**Problem description**
Give all the lines below again, exactly, with no pictures.

[START OF Data]

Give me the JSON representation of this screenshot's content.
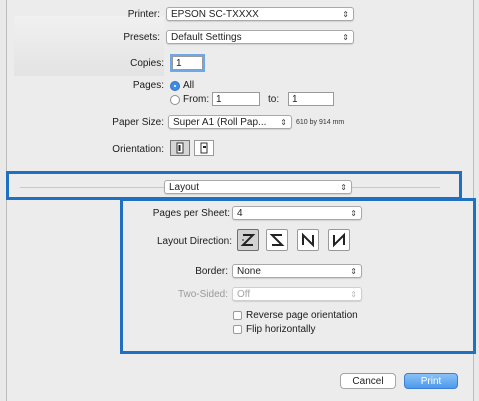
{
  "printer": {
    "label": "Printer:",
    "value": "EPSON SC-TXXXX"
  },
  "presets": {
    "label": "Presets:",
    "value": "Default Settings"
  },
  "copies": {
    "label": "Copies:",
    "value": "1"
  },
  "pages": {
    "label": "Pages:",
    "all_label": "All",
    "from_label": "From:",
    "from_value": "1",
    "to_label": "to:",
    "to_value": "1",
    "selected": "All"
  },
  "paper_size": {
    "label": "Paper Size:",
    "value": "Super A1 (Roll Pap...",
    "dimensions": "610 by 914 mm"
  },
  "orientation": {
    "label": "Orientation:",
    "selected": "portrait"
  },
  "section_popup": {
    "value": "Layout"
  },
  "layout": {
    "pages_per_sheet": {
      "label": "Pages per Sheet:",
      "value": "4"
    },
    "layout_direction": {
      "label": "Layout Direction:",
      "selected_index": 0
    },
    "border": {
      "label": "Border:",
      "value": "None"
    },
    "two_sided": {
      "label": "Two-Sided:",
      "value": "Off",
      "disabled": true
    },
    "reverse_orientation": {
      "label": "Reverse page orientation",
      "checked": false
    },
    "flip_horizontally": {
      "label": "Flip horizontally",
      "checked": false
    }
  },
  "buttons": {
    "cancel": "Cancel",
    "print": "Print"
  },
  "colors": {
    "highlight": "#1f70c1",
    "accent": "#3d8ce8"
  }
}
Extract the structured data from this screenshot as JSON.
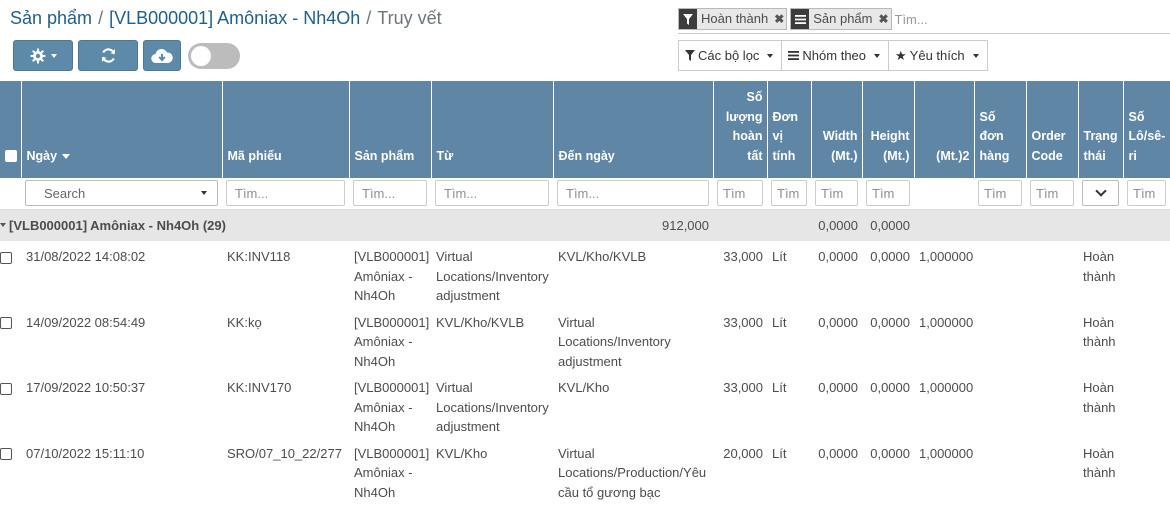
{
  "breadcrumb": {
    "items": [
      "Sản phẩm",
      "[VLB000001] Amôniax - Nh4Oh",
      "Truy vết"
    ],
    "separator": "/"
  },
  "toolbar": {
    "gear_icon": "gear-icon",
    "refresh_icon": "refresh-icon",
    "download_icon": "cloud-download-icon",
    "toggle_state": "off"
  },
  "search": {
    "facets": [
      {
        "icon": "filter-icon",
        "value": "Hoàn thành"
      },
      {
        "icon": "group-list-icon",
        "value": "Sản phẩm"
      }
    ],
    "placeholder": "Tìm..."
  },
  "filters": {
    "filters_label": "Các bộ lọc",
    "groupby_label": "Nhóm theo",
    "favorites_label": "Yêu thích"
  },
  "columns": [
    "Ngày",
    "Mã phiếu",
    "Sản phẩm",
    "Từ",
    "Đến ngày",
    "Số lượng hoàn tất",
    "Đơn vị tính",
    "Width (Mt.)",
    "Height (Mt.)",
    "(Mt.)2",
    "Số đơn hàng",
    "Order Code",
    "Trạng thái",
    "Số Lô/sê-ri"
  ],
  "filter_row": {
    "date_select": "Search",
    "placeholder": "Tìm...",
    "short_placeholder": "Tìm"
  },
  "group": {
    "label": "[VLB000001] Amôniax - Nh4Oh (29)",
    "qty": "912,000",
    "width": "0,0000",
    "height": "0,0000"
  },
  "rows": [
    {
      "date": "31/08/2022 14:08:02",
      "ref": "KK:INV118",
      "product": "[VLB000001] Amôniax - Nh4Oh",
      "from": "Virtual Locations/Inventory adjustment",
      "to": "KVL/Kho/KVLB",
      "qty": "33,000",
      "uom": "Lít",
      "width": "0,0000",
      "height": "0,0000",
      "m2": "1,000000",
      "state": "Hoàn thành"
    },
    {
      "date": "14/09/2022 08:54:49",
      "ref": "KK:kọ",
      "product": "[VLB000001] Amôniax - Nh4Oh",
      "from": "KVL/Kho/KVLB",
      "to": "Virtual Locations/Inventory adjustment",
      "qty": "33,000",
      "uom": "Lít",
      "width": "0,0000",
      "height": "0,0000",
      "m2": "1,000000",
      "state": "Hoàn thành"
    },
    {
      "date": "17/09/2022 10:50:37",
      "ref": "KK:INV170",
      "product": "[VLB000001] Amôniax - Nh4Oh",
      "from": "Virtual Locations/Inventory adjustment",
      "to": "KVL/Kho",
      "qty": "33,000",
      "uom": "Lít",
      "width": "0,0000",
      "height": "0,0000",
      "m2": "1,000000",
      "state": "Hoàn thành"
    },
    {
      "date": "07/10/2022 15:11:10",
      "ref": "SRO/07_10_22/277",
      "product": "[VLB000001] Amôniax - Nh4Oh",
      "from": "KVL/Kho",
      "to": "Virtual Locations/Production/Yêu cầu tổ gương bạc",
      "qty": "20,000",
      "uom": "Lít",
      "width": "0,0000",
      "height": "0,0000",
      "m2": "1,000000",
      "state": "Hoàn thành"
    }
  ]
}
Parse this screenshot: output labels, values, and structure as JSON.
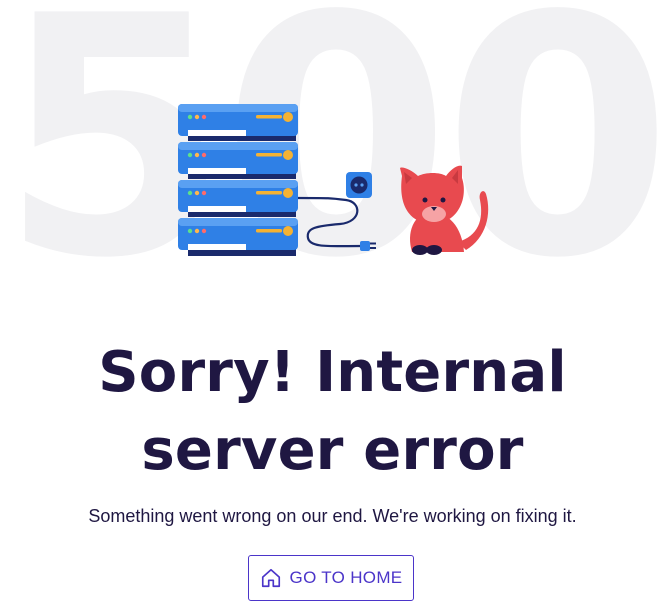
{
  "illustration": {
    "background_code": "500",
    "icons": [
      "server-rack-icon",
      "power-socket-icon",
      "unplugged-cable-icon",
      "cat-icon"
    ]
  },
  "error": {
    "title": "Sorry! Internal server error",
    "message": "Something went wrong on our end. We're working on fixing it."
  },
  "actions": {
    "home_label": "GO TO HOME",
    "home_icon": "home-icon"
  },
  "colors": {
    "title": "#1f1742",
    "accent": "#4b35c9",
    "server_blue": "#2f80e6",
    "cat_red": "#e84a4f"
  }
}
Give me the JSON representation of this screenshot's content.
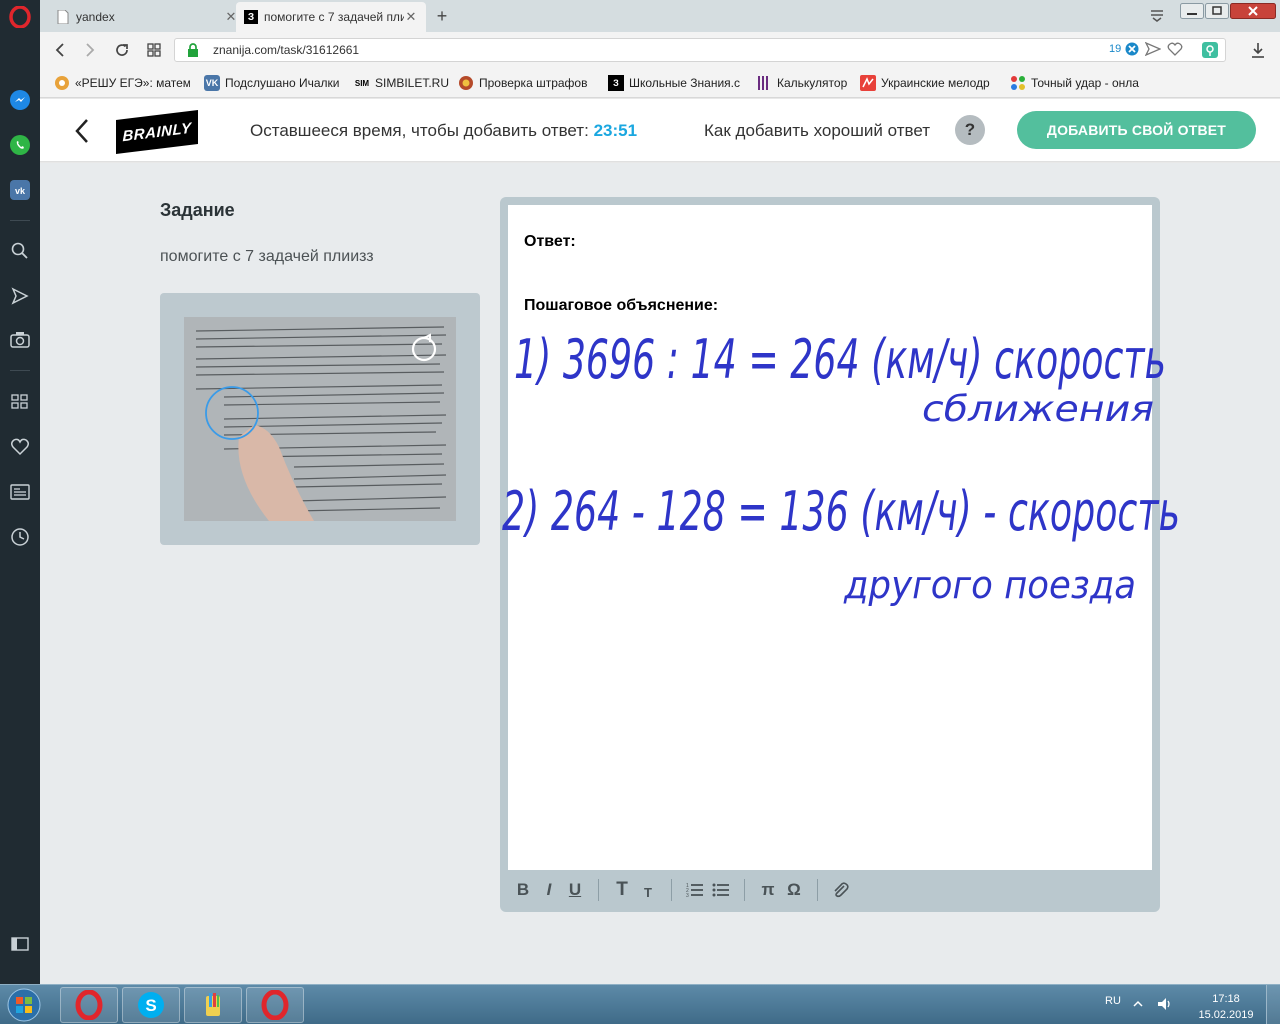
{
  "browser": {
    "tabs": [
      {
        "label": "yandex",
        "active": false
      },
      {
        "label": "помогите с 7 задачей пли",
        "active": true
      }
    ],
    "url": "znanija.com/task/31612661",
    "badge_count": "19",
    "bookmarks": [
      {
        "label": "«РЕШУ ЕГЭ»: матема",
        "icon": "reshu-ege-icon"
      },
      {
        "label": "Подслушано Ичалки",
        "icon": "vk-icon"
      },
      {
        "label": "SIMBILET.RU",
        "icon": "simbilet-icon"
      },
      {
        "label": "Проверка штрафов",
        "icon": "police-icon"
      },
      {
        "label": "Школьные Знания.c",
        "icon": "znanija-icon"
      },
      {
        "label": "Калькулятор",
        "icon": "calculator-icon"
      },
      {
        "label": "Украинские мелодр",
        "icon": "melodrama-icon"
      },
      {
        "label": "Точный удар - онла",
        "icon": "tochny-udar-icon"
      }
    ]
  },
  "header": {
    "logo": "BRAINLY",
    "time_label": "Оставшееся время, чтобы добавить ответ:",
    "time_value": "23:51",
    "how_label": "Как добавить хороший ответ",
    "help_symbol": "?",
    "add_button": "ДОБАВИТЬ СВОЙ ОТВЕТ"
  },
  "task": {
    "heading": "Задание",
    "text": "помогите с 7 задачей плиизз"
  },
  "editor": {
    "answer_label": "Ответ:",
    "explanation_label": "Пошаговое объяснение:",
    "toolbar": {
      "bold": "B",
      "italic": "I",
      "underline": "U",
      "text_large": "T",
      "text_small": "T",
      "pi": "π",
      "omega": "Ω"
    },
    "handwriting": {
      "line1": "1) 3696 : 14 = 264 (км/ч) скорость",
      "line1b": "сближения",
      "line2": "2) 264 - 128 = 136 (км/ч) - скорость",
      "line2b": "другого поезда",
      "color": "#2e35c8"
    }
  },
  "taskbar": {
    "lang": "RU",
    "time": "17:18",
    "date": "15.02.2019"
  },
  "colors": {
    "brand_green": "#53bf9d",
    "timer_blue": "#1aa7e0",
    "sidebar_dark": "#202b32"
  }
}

[END OF Data]

**Output of the task**
Give me the JSON representation of this screenshot's content.
{
  "printer": {
    "label": "Printer:",
    "value": "EPSON SC-TXXXX"
  },
  "presets": {
    "label": "Presets:",
    "value": "Default Settings"
  },
  "copies": {
    "label": "Copies:",
    "value": "1"
  },
  "pages": {
    "label": "Pages:",
    "all_label": "All",
    "from_label": "From:",
    "from_value": "1",
    "to_label": "to:",
    "to_value": "1",
    "selected": "All"
  },
  "paper_size": {
    "label": "Paper Size:",
    "value": "Super A1 (Roll Pap...",
    "dimensions": "610 by 914 mm"
  },
  "orientation": {
    "label": "Orientation:",
    "selected": "portrait"
  },
  "section_popup": {
    "value": "Layout"
  },
  "layout": {
    "pages_per_sheet": {
      "label": "Pages per Sheet:",
      "value": "4"
    },
    "layout_direction": {
      "label": "Layout Direction:",
      "selected_index": 0
    },
    "border": {
      "label": "Border:",
      "value": "None"
    },
    "two_sided": {
      "label": "Two-Sided:",
      "value": "Off",
      "disabled": true
    },
    "reverse_orientation": {
      "label": "Reverse page orientation",
      "checked": false
    },
    "flip_horizontally": {
      "label": "Flip horizontally",
      "checked": false
    }
  },
  "buttons": {
    "cancel": "Cancel",
    "print": "Print"
  },
  "colors": {
    "highlight": "#1f70c1",
    "accent": "#3d8ce8"
  }
}
Extract the structured data from this screenshot as JSON.
{
  "breadcrumb": {
    "items": [
      "Sản phẩm",
      "[VLB000001] Amôniax - Nh4Oh",
      "Truy vết"
    ],
    "separator": "/"
  },
  "toolbar": {
    "gear_icon": "gear-icon",
    "refresh_icon": "refresh-icon",
    "download_icon": "cloud-download-icon",
    "toggle_state": "off"
  },
  "search": {
    "facets": [
      {
        "icon": "filter-icon",
        "value": "Hoàn thành"
      },
      {
        "icon": "group-list-icon",
        "value": "Sản phẩm"
      }
    ],
    "placeholder": "Tìm..."
  },
  "filters": {
    "filters_label": "Các bộ lọc",
    "groupby_label": "Nhóm theo",
    "favorites_label": "Yêu thích"
  },
  "columns": [
    "Ngày",
    "Mã phiếu",
    "Sản phẩm",
    "Từ",
    "Đến ngày",
    "Số lượng hoàn tất",
    "Đơn vị tính",
    "Width (Mt.)",
    "Height (Mt.)",
    "(Mt.)2",
    "Số đơn hàng",
    "Order Code",
    "Trạng thái",
    "Số Lô/sê-ri"
  ],
  "filter_row": {
    "date_select": "Search",
    "placeholder": "Tìm...",
    "short_placeholder": "Tìm"
  },
  "group": {
    "label": "[VLB000001] Amôniax - Nh4Oh (29)",
    "qty": "912,000",
    "width": "0,0000",
    "height": "0,0000"
  },
  "rows": [
    {
      "date": "31/08/2022 14:08:02",
      "ref": "KK:INV118",
      "product": "[VLB000001] Amôniax - Nh4Oh",
      "from": "Virtual Locations/Inventory adjustment",
      "to": "KVL/Kho/KVLB",
      "qty": "33,000",
      "uom": "Lít",
      "width": "0,0000",
      "height": "0,0000",
      "m2": "1,000000",
      "state": "Hoàn thành"
    },
    {
      "date": "14/09/2022 08:54:49",
      "ref": "KK:kọ",
      "product": "[VLB000001] Amôniax - Nh4Oh",
      "from": "KVL/Kho/KVLB",
      "to": "Virtual Locations/Inventory adjustment",
      "qty": "33,000",
      "uom": "Lít",
      "width": "0,0000",
      "height": "0,0000",
      "m2": "1,000000",
      "state": "Hoàn thành"
    },
    {
      "date": "17/09/2022 10:50:37",
      "ref": "KK:INV170",
      "product": "[VLB000001] Amôniax - Nh4Oh",
      "from": "Virtual Locations/Inventory adjustment",
      "to": "KVL/Kho",
      "qty": "33,000",
      "uom": "Lít",
      "width": "0,0000",
      "height": "0,0000",
      "m2": "1,000000",
      "state": "Hoàn thành"
    },
    {
      "date": "07/10/2022 15:11:10",
      "ref": "SRO/07_10_22/277",
      "product": "[VLB000001] Amôniax - Nh4Oh",
      "from": "KVL/Kho",
      "to": "Virtual Locations/Production/Yêu cầu tổ gương bạc",
      "qty": "20,000",
      "uom": "Lít",
      "width": "0,0000",
      "height": "0,0000",
      "m2": "1,000000",
      "state": "Hoàn thành"
    }
  ]
}
Parse this screenshot: output labels, values, and structure as JSON.
{
  "illustration": {
    "background_code": "500",
    "icons": [
      "server-rack-icon",
      "power-socket-icon",
      "unplugged-cable-icon",
      "cat-icon"
    ]
  },
  "error": {
    "title": "Sorry! Internal server error",
    "message": "Something went wrong on our end. We're working on fixing it."
  },
  "actions": {
    "home_label": "GO TO HOME",
    "home_icon": "home-icon"
  },
  "colors": {
    "title": "#1f1742",
    "accent": "#4b35c9",
    "server_blue": "#2f80e6",
    "cat_red": "#e84a4f"
  }
}
Give me the JSON representation of this screenshot's content.
{
  "browser": {
    "tabs": [
      {
        "label": "yandex",
        "active": false
      },
      {
        "label": "помогите с 7 задачей пли",
        "active": true
      }
    ],
    "url": "znanija.com/task/31612661",
    "badge_count": "19",
    "bookmarks": [
      {
        "label": "«РЕШУ ЕГЭ»: матема",
        "icon": "reshu-ege-icon"
      },
      {
        "label": "Подслушано Ичалки",
        "icon": "vk-icon"
      },
      {
        "label": "SIMBILET.RU",
        "icon": "simbilet-icon"
      },
      {
        "label": "Проверка штрафов",
        "icon": "police-icon"
      },
      {
        "label": "Школьные Знания.c",
        "icon": "znanija-icon"
      },
      {
        "label": "Калькулятор",
        "icon": "calculator-icon"
      },
      {
        "label": "Украинские мелодр",
        "icon": "melodrama-icon"
      },
      {
        "label": "Точный удар - онла",
        "icon": "tochny-udar-icon"
      }
    ]
  },
  "header": {
    "logo": "BRAINLY",
    "time_label": "Оставшееся время, чтобы добавить ответ:",
    "time_value": "23:51",
    "how_label": "Как добавить хороший ответ",
    "help_symbol": "?",
    "add_button": "ДОБАВИТЬ СВОЙ ОТВЕТ"
  },
  "task": {
    "heading": "Задание",
    "text": "помогите с 7 задачей плиизз"
  },
  "editor": {
    "answer_label": "Ответ:",
    "explanation_label": "Пошаговое объяснение:",
    "toolbar": {
      "bold": "B",
      "italic": "I",
      "underline": "U",
      "text_large": "T",
      "text_small": "T",
      "pi": "π",
      "omega": "Ω"
    },
    "handwriting": {
      "line1": "1) 3696 : 14 = 264 (км/ч) скорость",
      "line1b": "сближения",
      "line2": "2) 264 - 128 = 136 (км/ч) - скорость",
      "line2b": "другого поезда",
      "color": "#2e35c8"
    }
  },
  "taskbar": {
    "lang": "RU",
    "time": "17:18",
    "date": "15.02.2019"
  },
  "colors": {
    "brand_green": "#53bf9d",
    "timer_blue": "#1aa7e0",
    "sidebar_dark": "#202b32"
  }
}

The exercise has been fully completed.